▸ JOB:
Extract all lines containing "Дополнительное".

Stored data
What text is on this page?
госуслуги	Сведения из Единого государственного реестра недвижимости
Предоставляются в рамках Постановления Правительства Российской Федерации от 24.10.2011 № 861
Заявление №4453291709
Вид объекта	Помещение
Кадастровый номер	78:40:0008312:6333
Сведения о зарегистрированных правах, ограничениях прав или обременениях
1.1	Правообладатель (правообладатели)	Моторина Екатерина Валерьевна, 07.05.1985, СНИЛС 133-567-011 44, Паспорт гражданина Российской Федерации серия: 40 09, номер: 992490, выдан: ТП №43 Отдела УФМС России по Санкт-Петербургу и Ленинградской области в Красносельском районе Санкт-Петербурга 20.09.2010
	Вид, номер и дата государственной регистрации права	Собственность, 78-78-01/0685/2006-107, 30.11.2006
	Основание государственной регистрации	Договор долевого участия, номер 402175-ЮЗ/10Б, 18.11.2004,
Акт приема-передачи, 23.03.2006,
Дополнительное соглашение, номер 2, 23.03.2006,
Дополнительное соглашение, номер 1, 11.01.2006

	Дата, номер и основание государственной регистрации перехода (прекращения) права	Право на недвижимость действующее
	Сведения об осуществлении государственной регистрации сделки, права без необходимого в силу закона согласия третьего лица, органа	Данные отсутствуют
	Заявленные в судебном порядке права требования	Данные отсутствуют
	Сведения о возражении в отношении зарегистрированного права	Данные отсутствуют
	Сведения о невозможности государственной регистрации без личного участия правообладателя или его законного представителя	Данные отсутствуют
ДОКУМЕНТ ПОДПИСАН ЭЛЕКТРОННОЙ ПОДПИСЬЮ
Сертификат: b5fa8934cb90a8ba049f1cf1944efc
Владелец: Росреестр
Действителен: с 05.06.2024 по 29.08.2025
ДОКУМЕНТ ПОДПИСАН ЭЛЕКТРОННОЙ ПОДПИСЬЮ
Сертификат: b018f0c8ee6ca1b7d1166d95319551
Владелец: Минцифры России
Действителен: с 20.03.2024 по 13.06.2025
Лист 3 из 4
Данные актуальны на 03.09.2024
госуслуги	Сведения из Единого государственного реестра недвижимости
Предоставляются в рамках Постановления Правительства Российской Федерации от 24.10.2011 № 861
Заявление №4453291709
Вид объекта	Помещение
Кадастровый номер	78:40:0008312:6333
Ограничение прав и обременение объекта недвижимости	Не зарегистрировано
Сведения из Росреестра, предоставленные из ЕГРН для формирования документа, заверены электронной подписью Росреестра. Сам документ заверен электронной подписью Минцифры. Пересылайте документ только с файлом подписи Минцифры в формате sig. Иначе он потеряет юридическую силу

▸ CORRECT OUTPUT:
Дополнительное соглашение, номер 2, 23.03.2006,
Дополнительное соглашение, номер 1, 11.01.2006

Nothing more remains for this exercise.